(Records from a collection of figures)

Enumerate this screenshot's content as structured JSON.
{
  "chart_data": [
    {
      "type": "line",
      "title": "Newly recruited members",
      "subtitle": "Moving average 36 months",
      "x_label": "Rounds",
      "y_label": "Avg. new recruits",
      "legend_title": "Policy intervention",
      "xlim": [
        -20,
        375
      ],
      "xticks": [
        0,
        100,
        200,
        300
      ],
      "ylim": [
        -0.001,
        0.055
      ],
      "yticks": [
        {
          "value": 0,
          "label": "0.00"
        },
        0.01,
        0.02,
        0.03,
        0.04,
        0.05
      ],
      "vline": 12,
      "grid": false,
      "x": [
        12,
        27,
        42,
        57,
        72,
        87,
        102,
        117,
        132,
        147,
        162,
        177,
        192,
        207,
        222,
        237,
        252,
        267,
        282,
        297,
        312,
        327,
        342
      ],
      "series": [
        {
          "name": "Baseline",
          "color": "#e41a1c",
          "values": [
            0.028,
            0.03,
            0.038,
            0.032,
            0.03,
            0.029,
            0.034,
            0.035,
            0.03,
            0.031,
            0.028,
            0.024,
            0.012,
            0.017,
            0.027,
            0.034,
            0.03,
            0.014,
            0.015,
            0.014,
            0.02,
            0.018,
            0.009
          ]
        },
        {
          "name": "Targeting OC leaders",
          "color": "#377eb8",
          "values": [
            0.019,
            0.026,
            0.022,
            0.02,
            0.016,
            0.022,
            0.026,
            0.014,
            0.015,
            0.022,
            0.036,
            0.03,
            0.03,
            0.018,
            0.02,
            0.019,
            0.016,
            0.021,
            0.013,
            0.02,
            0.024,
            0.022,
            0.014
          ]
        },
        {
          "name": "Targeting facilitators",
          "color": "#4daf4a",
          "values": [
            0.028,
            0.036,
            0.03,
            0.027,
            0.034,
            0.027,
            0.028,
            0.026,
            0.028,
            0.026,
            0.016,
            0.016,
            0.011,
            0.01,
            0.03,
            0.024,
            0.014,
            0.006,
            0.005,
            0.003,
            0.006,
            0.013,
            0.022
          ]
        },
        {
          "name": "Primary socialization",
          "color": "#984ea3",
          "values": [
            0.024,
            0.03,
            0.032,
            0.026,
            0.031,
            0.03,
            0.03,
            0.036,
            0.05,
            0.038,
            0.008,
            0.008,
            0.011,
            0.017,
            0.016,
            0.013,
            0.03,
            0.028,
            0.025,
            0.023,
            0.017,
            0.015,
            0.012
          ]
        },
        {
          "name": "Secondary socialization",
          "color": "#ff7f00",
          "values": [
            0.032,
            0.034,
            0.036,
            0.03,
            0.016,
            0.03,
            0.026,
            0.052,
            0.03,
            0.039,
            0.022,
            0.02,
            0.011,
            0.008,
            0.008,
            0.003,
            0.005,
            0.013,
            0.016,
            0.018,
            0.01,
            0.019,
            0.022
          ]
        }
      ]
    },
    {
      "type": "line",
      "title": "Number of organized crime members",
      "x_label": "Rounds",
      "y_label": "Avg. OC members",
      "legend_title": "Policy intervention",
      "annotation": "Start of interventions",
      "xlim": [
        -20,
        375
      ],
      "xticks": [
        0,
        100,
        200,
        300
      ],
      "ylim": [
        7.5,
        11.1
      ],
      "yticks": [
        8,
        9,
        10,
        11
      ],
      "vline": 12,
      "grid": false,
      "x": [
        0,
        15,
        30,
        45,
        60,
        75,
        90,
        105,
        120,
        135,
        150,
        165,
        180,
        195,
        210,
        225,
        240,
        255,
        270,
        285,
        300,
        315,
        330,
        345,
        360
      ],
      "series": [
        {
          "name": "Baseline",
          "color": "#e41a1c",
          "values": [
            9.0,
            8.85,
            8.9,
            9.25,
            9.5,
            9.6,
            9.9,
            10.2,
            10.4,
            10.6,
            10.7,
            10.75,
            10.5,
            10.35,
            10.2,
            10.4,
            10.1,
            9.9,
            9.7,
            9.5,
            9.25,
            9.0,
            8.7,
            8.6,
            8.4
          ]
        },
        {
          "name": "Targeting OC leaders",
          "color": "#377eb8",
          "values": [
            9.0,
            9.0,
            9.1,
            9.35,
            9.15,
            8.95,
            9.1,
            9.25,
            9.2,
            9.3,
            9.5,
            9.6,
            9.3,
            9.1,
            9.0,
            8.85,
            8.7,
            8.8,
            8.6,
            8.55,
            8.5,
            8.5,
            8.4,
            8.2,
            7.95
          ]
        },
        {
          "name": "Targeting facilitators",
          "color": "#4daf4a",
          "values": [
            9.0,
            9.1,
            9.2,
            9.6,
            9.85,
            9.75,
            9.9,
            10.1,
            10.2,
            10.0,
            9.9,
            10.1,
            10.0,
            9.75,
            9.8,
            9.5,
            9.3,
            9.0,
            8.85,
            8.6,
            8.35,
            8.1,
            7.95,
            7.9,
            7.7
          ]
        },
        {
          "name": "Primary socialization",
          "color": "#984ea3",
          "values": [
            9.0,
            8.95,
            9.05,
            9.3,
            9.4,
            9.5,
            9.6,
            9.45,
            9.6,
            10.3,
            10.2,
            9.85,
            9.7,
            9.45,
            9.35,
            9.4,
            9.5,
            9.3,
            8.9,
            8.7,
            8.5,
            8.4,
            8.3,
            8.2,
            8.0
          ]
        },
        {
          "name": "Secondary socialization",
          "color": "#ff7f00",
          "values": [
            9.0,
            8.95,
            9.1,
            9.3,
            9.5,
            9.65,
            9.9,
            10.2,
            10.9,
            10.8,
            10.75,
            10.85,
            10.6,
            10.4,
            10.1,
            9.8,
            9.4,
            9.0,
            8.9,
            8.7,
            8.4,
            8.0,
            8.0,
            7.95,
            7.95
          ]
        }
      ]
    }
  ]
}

_Work to do_: Output each record precisely as given.

_Exercise solution_:
Enumerate this screenshot's content as structured JSON.
{
  "chart_data": [
    {
      "type": "line",
      "title": "Newly recruited members",
      "subtitle": "Moving average 36 months",
      "x_label": "Rounds",
      "y_label": "Avg. new recruits",
      "legend_title": "Policy intervention",
      "xlim": [
        -20,
        375
      ],
      "xticks": [
        0,
        100,
        200,
        300
      ],
      "ylim": [
        -0.001,
        0.055
      ],
      "yticks": [
        {
          "value": 0,
          "label": "0.00"
        },
        0.01,
        0.02,
        0.03,
        0.04,
        0.05
      ],
      "vline": 12,
      "grid": false,
      "x": [
        12,
        27,
        42,
        57,
        72,
        87,
        102,
        117,
        132,
        147,
        162,
        177,
        192,
        207,
        222,
        237,
        252,
        267,
        282,
        297,
        312,
        327,
        342
      ],
      "series": [
        {
          "name": "Baseline",
          "color": "#e41a1c",
          "values": [
            0.028,
            0.03,
            0.038,
            0.032,
            0.03,
            0.029,
            0.034,
            0.035,
            0.03,
            0.031,
            0.028,
            0.024,
            0.012,
            0.017,
            0.027,
            0.034,
            0.03,
            0.014,
            0.015,
            0.014,
            0.02,
            0.018,
            0.009
          ]
        },
        {
          "name": "Targeting OC leaders",
          "color": "#377eb8",
          "values": [
            0.019,
            0.026,
            0.022,
            0.02,
            0.016,
            0.022,
            0.026,
            0.014,
            0.015,
            0.022,
            0.036,
            0.03,
            0.03,
            0.018,
            0.02,
            0.019,
            0.016,
            0.021,
            0.013,
            0.02,
            0.024,
            0.022,
            0.014
          ]
        },
        {
          "name": "Targeting facilitators",
          "color": "#4daf4a",
          "values": [
            0.028,
            0.036,
            0.03,
            0.027,
            0.034,
            0.027,
            0.028,
            0.026,
            0.028,
            0.026,
            0.016,
            0.016,
            0.011,
            0.01,
            0.03,
            0.024,
            0.014,
            0.006,
            0.005,
            0.003,
            0.006,
            0.013,
            0.022
          ]
        },
        {
          "name": "Primary socialization",
          "color": "#984ea3",
          "values": [
            0.024,
            0.03,
            0.032,
            0.026,
            0.031,
            0.03,
            0.03,
            0.036,
            0.05,
            0.038,
            0.008,
            0.008,
            0.011,
            0.017,
            0.016,
            0.013,
            0.03,
            0.028,
            0.025,
            0.023,
            0.017,
            0.015,
            0.012
          ]
        },
        {
          "name": "Secondary socialization",
          "color": "#ff7f00",
          "values": [
            0.032,
            0.034,
            0.036,
            0.03,
            0.016,
            0.03,
            0.026,
            0.052,
            0.03,
            0.039,
            0.022,
            0.02,
            0.011,
            0.008,
            0.008,
            0.003,
            0.005,
            0.013,
            0.016,
            0.018,
            0.01,
            0.019,
            0.022
          ]
        }
      ]
    },
    {
      "type": "line",
      "title": "Number of organized crime members",
      "x_label": "Rounds",
      "y_label": "Avg. OC members",
      "legend_title": "Policy intervention",
      "annotation": "Start of interventions",
      "xlim": [
        -20,
        375
      ],
      "xticks": [
        0,
        100,
        200,
        300
      ],
      "ylim": [
        7.5,
        11.1
      ],
      "yticks": [
        8,
        9,
        10,
        11
      ],
      "vline": 12,
      "grid": false,
      "x": [
        0,
        15,
        30,
        45,
        60,
        75,
        90,
        105,
        120,
        135,
        150,
        165,
        180,
        195,
        210,
        225,
        240,
        255,
        270,
        285,
        300,
        315,
        330,
        345,
        360
      ],
      "series": [
        {
          "name": "Baseline",
          "color": "#e41a1c",
          "values": [
            9.0,
            8.85,
            8.9,
            9.25,
            9.5,
            9.6,
            9.9,
            10.2,
            10.4,
            10.6,
            10.7,
            10.75,
            10.5,
            10.35,
            10.2,
            10.4,
            10.1,
            9.9,
            9.7,
            9.5,
            9.25,
            9.0,
            8.7,
            8.6,
            8.4
          ]
        },
        {
          "name": "Targeting OC leaders",
          "color": "#377eb8",
          "values": [
            9.0,
            9.0,
            9.1,
            9.35,
            9.15,
            8.95,
            9.1,
            9.25,
            9.2,
            9.3,
            9.5,
            9.6,
            9.3,
            9.1,
            9.0,
            8.85,
            8.7,
            8.8,
            8.6,
            8.55,
            8.5,
            8.5,
            8.4,
            8.2,
            7.95
          ]
        },
        {
          "name": "Targeting facilitators",
          "color": "#4daf4a",
          "values": [
            9.0,
            9.1,
            9.2,
            9.6,
            9.85,
            9.75,
            9.9,
            10.1,
            10.2,
            10.0,
            9.9,
            10.1,
            10.0,
            9.75,
            9.8,
            9.5,
            9.3,
            9.0,
            8.85,
            8.6,
            8.35,
            8.1,
            7.95,
            7.9,
            7.7
          ]
        },
        {
          "name": "Primary socialization",
          "color": "#984ea3",
          "values": [
            9.0,
            8.95,
            9.05,
            9.3,
            9.4,
            9.5,
            9.6,
            9.45,
            9.6,
            10.3,
            10.2,
            9.85,
            9.7,
            9.45,
            9.35,
            9.4,
            9.5,
            9.3,
            8.9,
            8.7,
            8.5,
            8.4,
            8.3,
            8.2,
            8.0
          ]
        },
        {
          "name": "Secondary socialization",
          "color": "#ff7f00",
          "values": [
            9.0,
            8.95,
            9.1,
            9.3,
            9.5,
            9.65,
            9.9,
            10.2,
            10.9,
            10.8,
            10.75,
            10.85,
            10.6,
            10.4,
            10.1,
            9.8,
            9.4,
            9.0,
            8.9,
            8.7,
            8.4,
            8.0,
            8.0,
            7.95,
            7.95
          ]
        }
      ]
    }
  ]
}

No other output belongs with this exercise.